Return the count of lines that mention "monument", with no other words.

##### Records for processing

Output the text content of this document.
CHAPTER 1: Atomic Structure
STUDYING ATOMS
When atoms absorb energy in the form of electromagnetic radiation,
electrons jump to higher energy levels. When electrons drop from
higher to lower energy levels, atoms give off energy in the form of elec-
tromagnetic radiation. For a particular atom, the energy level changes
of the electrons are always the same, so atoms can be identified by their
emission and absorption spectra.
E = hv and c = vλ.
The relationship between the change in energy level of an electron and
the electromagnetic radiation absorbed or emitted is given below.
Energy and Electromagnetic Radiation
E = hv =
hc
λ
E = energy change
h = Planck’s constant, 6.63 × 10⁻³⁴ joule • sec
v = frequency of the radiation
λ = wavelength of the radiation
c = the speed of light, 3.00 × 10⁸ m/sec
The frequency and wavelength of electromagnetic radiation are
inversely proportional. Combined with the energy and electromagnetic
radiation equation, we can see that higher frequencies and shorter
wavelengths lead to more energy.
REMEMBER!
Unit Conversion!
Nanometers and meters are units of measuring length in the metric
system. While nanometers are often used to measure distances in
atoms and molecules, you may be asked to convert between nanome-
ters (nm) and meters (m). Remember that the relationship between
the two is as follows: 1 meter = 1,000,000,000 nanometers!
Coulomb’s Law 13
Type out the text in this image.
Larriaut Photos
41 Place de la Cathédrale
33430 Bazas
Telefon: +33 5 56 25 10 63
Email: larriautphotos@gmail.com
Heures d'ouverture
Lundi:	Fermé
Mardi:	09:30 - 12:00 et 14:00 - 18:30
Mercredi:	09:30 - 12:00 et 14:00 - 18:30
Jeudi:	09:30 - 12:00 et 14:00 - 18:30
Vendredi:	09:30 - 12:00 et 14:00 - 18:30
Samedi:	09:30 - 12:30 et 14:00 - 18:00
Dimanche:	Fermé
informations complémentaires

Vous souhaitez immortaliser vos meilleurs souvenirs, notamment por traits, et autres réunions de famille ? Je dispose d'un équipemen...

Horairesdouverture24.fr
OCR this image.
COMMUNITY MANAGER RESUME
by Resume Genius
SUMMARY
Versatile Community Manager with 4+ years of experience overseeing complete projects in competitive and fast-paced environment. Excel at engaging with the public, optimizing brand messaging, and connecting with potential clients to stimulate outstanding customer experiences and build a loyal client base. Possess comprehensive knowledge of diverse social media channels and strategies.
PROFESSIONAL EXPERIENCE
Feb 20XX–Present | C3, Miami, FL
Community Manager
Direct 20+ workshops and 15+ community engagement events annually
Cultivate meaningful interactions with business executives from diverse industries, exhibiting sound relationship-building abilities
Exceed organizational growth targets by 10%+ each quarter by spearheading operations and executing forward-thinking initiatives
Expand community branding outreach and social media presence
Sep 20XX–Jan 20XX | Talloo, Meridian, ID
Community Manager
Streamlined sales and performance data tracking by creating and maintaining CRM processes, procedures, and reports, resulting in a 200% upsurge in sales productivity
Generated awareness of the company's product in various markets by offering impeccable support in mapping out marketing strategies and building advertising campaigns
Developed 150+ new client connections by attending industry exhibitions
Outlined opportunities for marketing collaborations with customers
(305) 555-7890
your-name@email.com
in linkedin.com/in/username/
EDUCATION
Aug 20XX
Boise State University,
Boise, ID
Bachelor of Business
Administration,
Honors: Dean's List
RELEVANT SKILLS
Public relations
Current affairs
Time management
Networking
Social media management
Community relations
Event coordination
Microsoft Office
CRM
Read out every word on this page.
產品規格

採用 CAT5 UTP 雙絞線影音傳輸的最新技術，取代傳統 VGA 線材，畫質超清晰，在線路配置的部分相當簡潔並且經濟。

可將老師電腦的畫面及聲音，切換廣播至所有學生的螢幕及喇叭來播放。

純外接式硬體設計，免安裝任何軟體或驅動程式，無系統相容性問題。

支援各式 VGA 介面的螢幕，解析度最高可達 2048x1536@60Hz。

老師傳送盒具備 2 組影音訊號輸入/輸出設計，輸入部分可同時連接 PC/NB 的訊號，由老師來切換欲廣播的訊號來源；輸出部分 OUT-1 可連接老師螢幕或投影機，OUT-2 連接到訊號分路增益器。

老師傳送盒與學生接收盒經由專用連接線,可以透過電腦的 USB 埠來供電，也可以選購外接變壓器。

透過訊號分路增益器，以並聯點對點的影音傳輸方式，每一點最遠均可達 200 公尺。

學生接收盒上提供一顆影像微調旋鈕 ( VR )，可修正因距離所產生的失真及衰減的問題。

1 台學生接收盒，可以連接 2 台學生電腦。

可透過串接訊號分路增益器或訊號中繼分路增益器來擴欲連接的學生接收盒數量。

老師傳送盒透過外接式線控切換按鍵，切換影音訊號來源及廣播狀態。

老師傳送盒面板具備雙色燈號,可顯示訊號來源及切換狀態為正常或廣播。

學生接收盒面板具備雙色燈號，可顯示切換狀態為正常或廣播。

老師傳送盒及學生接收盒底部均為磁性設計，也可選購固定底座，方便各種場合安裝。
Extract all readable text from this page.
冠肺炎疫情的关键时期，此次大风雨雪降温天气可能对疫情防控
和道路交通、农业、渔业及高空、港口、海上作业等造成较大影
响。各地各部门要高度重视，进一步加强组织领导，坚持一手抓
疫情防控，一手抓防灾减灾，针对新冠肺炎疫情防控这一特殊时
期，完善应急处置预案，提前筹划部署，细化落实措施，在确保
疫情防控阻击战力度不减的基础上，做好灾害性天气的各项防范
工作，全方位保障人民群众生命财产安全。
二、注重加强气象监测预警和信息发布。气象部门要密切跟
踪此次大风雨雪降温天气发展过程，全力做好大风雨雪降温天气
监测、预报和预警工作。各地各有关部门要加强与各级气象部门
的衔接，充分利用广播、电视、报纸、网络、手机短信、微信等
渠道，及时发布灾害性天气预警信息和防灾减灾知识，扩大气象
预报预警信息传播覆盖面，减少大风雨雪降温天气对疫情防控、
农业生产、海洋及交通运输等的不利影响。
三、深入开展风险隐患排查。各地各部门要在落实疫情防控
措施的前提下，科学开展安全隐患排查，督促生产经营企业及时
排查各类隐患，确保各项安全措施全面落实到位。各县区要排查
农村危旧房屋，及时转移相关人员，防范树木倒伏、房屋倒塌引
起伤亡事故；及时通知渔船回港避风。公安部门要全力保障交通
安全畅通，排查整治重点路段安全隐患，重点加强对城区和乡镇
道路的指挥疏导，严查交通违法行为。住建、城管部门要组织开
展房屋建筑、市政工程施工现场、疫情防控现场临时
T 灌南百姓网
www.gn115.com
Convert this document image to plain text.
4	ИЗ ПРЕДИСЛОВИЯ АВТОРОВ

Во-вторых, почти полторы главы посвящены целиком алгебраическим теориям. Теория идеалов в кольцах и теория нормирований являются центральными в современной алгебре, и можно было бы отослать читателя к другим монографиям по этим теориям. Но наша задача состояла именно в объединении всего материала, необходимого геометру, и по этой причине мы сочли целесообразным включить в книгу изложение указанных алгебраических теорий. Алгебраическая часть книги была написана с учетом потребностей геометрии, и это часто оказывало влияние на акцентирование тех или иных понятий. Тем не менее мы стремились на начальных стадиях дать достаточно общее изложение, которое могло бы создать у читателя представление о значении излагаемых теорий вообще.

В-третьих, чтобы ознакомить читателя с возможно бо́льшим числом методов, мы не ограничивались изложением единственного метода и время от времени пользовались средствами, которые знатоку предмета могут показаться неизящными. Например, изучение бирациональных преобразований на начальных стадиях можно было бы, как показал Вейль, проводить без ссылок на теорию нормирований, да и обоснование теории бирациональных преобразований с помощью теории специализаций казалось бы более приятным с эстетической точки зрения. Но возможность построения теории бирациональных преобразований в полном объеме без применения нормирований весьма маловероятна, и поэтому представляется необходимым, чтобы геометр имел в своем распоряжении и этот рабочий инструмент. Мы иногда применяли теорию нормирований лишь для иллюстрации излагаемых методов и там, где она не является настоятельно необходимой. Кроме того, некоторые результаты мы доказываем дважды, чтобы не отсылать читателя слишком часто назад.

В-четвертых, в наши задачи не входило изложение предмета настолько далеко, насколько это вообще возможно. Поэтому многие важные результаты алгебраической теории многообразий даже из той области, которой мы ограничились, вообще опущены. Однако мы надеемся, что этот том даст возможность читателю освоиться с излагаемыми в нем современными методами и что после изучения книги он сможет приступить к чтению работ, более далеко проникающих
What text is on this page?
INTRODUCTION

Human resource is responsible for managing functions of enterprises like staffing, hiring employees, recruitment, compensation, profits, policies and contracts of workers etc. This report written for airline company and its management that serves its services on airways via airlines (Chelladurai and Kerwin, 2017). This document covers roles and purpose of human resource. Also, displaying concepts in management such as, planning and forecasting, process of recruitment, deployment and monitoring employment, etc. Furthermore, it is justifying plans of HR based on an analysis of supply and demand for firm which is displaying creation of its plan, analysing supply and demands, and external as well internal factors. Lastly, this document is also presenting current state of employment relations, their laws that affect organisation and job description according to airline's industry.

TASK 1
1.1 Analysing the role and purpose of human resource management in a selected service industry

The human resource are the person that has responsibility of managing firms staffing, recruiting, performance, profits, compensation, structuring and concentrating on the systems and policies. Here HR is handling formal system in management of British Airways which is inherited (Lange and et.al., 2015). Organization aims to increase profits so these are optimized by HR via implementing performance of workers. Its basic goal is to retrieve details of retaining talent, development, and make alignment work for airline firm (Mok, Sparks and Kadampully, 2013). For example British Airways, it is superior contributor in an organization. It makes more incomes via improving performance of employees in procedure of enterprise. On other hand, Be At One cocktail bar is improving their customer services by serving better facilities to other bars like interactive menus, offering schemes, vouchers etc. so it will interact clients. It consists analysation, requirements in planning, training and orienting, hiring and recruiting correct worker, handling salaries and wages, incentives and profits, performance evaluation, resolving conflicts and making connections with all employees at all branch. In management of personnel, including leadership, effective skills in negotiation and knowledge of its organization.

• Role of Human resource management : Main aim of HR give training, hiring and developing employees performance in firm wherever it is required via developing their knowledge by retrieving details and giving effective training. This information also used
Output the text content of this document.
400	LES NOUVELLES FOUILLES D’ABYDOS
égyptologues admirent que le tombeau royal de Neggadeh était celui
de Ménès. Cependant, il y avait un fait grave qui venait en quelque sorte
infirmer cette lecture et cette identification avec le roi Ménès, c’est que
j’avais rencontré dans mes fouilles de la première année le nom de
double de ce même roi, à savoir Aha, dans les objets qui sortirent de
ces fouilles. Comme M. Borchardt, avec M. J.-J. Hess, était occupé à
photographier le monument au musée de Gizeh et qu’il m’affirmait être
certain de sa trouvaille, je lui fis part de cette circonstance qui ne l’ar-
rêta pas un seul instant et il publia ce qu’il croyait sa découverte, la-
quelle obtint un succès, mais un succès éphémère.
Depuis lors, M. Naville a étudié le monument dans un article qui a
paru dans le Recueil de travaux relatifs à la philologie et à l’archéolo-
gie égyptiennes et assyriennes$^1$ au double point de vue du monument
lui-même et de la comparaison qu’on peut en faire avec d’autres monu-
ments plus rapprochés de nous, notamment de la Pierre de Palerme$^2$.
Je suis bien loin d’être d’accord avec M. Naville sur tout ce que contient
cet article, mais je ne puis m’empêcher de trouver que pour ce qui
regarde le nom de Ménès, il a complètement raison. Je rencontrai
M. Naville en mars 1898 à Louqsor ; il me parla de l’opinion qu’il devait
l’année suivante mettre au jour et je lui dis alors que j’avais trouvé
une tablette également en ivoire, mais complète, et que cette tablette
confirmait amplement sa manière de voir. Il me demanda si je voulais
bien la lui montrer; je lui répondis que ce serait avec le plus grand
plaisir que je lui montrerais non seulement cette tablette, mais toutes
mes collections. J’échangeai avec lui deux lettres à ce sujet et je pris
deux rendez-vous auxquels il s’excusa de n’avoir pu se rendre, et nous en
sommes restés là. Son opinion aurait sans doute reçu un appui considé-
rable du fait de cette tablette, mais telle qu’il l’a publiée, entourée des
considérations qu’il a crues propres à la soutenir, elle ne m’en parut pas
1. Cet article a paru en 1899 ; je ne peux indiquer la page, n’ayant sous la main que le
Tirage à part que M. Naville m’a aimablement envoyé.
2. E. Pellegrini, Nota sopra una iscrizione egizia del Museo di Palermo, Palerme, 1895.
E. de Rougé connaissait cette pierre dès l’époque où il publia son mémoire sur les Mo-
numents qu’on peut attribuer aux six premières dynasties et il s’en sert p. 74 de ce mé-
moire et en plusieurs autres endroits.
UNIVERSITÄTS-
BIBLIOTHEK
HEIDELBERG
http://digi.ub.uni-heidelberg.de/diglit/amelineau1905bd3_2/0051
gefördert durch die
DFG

##########

Full response: 3